Track down each line that has the word "heading" and copy it.

=-=-=-=-=

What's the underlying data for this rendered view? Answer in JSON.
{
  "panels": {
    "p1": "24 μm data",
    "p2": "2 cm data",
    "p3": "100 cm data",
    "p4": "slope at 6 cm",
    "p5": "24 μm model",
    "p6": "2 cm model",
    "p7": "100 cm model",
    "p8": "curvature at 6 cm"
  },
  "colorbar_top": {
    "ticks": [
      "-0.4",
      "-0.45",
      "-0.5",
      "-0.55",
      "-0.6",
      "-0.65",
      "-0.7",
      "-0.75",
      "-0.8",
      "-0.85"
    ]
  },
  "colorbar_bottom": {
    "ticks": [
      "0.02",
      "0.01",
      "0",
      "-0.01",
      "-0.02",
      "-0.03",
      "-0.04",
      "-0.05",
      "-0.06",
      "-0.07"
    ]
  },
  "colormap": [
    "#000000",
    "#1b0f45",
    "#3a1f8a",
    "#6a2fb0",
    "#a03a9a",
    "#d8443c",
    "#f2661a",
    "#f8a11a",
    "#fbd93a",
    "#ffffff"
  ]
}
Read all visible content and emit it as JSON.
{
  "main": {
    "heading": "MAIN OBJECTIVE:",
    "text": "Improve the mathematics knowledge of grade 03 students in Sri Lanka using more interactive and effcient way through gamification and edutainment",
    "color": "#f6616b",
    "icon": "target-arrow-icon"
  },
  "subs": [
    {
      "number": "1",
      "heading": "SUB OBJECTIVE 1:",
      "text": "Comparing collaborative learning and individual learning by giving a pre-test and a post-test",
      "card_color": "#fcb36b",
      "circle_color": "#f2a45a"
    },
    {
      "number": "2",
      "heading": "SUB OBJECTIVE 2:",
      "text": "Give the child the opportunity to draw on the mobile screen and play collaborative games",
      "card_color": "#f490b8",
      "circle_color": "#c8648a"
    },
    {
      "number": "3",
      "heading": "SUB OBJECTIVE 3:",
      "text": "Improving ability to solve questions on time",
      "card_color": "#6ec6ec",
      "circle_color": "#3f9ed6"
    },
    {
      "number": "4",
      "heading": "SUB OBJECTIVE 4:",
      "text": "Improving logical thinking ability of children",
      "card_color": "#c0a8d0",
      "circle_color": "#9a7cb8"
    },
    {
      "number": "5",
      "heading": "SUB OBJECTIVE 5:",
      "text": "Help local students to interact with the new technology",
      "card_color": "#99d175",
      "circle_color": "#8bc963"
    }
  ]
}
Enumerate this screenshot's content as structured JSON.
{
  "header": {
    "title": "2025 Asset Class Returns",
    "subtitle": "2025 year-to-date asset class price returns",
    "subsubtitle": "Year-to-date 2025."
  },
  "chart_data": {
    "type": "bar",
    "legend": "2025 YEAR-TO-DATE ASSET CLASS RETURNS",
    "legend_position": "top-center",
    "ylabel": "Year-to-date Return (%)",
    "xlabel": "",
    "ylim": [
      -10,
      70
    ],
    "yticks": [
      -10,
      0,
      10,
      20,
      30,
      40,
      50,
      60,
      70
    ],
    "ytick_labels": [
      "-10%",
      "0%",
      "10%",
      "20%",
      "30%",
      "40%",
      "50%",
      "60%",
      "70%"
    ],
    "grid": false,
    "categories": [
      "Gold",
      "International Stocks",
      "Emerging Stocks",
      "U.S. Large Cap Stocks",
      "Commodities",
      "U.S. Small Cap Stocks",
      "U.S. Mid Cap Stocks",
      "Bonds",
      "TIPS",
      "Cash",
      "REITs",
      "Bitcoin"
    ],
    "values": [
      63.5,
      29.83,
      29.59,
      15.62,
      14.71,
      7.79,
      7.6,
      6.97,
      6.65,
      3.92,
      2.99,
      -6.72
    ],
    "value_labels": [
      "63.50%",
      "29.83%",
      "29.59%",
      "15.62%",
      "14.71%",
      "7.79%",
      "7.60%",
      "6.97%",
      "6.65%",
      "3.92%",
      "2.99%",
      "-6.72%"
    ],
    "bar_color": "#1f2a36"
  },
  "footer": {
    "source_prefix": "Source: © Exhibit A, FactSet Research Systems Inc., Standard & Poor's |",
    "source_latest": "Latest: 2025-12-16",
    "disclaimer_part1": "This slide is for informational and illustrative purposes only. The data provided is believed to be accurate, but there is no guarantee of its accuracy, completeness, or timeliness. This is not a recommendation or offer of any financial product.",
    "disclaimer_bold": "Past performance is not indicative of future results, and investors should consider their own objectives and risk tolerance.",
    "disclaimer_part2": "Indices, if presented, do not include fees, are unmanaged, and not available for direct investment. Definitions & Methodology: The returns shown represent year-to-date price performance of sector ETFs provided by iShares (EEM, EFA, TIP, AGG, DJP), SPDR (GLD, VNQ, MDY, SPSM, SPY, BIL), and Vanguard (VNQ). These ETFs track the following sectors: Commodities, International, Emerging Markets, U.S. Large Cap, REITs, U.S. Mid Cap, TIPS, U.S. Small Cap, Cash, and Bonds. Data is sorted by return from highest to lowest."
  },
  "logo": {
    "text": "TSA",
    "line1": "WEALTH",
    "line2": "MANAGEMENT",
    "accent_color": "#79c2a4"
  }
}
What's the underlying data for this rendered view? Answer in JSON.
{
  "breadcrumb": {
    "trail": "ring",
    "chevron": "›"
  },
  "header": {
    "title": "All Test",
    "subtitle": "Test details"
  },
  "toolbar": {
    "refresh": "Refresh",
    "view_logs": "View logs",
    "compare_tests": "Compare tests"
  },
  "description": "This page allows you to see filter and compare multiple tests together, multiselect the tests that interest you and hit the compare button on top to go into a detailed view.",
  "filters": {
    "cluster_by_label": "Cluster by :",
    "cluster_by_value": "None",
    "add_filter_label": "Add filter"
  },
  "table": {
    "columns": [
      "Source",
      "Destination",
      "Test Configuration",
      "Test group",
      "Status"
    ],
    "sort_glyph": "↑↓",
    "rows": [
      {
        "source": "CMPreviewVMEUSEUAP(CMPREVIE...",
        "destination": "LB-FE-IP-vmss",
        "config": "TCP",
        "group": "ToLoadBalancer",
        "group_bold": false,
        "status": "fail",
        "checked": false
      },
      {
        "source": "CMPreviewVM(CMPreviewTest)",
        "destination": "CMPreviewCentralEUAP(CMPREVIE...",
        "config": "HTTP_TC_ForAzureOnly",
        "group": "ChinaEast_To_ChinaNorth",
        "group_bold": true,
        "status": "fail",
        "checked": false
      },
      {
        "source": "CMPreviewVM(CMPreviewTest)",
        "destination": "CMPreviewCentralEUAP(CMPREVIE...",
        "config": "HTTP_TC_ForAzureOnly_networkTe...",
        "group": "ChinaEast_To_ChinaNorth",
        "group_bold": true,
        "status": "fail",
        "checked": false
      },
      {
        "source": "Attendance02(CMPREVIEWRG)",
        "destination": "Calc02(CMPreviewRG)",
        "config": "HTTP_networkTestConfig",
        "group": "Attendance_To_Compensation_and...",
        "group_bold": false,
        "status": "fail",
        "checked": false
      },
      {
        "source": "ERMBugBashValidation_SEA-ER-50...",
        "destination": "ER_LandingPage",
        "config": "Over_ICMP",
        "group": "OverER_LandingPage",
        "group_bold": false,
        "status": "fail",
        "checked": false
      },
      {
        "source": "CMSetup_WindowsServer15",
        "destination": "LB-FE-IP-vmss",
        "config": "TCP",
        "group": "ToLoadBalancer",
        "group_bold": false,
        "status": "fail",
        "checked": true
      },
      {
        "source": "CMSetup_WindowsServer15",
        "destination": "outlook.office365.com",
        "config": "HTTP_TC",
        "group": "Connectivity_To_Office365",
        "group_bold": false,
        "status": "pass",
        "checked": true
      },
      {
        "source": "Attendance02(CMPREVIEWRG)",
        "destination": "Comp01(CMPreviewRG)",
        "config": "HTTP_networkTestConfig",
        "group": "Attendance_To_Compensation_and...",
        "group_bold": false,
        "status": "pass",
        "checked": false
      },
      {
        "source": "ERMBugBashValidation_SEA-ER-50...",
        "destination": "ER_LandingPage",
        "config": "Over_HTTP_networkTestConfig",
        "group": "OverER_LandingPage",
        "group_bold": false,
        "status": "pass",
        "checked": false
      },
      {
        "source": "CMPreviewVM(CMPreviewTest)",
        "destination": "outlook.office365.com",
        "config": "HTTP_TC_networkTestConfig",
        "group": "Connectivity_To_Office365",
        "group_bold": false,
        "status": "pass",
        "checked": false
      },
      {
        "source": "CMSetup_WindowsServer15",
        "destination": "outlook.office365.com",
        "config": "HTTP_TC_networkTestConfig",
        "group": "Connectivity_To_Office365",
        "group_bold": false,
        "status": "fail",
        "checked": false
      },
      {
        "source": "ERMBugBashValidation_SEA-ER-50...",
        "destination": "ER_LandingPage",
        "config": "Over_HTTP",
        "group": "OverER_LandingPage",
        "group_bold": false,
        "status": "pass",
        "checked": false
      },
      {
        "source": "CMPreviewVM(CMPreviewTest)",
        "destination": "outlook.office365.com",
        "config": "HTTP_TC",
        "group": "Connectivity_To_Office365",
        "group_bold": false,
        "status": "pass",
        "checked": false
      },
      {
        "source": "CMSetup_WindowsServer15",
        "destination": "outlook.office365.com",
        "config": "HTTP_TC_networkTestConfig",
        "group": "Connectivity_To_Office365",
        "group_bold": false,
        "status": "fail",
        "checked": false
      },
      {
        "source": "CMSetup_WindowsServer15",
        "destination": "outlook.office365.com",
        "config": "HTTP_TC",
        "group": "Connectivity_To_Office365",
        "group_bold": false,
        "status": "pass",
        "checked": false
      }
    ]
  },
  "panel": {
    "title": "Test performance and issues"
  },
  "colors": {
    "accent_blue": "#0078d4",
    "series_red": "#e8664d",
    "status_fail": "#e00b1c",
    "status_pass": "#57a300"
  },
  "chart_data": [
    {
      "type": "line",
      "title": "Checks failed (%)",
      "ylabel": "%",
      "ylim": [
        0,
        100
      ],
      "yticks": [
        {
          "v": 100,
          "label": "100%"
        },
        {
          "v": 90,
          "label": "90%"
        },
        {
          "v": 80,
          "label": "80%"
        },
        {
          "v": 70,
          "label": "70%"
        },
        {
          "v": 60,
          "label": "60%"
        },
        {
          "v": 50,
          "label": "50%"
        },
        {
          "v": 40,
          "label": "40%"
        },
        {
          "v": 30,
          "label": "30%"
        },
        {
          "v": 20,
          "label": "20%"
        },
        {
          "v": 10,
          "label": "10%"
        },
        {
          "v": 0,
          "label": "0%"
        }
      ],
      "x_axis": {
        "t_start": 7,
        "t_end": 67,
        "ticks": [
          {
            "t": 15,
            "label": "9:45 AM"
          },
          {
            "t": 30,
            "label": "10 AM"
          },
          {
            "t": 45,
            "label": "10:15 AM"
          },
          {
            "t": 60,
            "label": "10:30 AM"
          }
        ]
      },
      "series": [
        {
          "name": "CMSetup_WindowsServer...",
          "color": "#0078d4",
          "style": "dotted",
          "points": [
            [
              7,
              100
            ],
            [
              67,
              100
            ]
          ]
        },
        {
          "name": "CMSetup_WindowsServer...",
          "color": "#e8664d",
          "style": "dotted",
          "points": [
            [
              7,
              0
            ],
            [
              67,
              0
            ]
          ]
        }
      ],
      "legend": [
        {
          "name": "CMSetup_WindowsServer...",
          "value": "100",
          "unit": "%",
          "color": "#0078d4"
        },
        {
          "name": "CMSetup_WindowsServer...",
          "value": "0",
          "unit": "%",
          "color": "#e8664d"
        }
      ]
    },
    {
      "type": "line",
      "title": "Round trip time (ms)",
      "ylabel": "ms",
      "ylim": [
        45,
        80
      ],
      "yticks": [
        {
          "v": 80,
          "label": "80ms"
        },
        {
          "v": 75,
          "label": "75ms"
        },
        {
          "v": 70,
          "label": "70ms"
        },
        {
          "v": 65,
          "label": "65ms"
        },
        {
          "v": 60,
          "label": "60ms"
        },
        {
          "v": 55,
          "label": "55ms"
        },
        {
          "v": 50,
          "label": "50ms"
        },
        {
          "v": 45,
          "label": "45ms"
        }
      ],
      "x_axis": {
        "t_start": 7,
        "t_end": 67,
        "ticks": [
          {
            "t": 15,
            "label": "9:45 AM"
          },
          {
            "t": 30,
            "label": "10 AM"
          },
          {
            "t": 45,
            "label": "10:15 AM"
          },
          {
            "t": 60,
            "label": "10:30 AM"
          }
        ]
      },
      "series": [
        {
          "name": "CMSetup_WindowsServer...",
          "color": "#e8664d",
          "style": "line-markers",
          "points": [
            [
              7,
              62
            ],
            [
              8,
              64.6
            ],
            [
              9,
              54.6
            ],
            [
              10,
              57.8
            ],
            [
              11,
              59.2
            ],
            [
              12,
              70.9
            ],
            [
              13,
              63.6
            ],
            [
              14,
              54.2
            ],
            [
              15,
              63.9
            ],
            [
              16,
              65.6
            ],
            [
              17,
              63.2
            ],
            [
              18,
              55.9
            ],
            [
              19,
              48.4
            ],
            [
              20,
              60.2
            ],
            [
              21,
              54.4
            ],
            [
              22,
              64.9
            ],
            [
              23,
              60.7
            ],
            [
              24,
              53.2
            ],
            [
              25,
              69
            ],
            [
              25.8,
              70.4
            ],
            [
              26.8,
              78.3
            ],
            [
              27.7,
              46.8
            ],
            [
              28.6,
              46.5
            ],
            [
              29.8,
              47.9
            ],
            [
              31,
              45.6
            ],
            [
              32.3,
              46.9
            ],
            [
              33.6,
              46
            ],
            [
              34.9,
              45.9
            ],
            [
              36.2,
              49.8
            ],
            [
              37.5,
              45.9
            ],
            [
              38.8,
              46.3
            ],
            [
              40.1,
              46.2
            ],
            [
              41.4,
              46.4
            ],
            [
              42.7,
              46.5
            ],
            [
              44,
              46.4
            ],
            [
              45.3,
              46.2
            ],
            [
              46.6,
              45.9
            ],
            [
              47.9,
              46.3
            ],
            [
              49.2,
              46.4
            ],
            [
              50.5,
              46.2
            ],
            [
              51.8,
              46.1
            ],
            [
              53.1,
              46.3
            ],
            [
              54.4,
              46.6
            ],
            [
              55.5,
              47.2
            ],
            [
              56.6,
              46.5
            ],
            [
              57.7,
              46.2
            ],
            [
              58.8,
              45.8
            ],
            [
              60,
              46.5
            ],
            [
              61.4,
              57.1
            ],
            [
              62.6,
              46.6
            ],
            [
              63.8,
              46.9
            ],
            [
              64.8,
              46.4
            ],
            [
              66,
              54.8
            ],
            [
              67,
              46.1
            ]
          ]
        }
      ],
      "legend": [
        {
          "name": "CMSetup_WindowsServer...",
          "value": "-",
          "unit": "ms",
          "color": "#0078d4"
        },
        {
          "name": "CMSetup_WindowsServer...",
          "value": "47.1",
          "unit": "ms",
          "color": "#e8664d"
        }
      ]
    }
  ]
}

=-=-=-=-=

Response below.
    "heading": "MAIN OBJECTIVE:",
      "heading": "SUB OBJECTIVE 1:",
      "heading": "SUB OBJECTIVE 2:",
      "heading": "SUB OBJECTIVE 3:",
      "heading": "SUB OBJECTIVE 4:",
      "heading": "SUB OBJECTIVE 5:",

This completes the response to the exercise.